[Spatial annotation listing]
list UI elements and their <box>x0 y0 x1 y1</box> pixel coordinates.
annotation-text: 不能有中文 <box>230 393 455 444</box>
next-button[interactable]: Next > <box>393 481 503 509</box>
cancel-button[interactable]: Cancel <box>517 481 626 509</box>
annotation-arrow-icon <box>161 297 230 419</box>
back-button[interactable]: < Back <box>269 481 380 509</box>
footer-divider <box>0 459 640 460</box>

--

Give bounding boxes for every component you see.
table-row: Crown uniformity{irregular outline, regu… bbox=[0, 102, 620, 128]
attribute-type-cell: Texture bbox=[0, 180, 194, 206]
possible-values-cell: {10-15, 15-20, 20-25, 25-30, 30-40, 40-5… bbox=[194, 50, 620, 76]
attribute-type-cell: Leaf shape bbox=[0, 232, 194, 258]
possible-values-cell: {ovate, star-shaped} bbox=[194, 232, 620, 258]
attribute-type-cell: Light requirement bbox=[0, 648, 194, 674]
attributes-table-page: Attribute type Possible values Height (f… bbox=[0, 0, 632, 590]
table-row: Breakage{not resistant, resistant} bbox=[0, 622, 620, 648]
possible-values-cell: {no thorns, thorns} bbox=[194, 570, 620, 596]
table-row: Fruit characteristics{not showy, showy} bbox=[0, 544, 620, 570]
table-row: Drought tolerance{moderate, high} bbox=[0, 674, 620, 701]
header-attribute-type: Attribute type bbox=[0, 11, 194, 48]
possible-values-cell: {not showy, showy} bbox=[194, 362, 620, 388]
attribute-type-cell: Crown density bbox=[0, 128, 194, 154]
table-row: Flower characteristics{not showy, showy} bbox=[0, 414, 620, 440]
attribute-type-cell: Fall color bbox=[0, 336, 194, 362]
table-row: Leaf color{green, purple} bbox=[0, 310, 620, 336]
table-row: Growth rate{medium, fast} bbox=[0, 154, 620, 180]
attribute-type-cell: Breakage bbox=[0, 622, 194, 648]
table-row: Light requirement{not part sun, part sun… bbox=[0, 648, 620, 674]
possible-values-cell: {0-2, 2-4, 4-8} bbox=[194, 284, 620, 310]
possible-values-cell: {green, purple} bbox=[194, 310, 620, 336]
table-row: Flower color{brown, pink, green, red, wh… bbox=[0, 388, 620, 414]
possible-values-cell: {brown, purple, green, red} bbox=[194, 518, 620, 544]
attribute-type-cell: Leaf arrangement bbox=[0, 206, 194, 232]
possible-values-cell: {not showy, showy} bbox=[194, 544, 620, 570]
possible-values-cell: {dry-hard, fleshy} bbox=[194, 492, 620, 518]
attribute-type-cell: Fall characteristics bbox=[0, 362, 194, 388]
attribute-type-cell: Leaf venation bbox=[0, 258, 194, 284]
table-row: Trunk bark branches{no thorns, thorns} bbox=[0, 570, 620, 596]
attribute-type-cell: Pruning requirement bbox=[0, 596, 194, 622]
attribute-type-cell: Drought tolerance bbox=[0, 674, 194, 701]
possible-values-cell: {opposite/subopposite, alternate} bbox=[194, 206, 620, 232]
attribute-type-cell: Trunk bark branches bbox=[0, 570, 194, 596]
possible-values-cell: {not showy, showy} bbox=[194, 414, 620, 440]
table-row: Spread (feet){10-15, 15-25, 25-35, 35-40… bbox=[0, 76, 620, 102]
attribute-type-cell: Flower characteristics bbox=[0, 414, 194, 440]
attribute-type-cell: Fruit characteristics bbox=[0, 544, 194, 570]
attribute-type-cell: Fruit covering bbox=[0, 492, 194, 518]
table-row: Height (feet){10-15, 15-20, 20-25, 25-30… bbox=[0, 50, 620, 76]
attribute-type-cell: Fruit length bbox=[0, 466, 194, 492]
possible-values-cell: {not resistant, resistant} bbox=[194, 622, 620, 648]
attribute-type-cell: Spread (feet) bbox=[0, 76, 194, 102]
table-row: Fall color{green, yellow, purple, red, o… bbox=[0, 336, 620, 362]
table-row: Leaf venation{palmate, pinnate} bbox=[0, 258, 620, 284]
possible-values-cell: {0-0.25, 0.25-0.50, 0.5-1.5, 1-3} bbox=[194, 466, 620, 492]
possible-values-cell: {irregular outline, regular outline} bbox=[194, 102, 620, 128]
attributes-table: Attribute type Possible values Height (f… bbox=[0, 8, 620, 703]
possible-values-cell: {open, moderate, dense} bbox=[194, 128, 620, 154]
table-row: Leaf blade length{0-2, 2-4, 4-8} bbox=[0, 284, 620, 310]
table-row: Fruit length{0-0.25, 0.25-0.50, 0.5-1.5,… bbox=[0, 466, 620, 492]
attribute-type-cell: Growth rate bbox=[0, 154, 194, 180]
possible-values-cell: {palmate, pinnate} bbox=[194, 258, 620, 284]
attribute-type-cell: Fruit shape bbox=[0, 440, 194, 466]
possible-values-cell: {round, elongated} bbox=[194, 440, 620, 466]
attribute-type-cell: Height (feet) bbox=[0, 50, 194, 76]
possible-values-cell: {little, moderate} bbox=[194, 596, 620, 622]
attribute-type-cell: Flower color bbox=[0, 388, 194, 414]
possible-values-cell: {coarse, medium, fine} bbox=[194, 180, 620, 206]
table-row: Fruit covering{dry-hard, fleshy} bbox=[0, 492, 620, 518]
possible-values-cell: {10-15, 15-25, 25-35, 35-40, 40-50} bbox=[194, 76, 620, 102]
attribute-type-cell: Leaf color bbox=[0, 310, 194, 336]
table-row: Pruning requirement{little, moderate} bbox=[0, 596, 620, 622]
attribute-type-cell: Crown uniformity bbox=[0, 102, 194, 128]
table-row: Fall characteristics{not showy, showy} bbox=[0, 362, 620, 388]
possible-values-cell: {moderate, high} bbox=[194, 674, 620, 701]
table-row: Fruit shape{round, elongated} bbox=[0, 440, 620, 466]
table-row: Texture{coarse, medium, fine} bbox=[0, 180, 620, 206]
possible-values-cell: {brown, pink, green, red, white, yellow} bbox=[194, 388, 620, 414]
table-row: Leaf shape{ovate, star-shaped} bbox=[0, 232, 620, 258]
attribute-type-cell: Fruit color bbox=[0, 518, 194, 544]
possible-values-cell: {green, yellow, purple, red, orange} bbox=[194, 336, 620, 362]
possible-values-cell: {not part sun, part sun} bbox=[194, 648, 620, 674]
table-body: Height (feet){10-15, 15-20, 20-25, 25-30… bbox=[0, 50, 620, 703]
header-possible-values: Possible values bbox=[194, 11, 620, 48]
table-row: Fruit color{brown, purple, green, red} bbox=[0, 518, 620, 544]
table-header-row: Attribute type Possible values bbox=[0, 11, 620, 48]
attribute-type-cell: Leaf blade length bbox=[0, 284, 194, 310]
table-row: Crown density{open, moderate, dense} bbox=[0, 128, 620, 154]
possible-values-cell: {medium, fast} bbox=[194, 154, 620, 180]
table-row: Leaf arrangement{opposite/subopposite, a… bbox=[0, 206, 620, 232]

Objective =
Reproduce the listing lines above verbatim, beginning at the line that has "Give bounding boxes" and stopping after the line that has "attributes-table-page: Attribute type". Include both of those lines and nothing outside that range.

Result below =
Give bounding boxes for every component you see.
table-row: Crown uniformity{irregular outline, regu… bbox=[0, 102, 620, 128]
attribute-type-cell: Texture bbox=[0, 180, 194, 206]
possible-values-cell: {10-15, 15-20, 20-25, 25-30, 30-40, 40-5… bbox=[194, 50, 620, 76]
attribute-type-cell: Leaf shape bbox=[0, 232, 194, 258]
possible-values-cell: {ovate, star-shaped} bbox=[194, 232, 620, 258]
attribute-type-cell: Light requirement bbox=[0, 648, 194, 674]
attributes-table-page: Attribute type Possible values Height (f… bbox=[0, 0, 632, 590]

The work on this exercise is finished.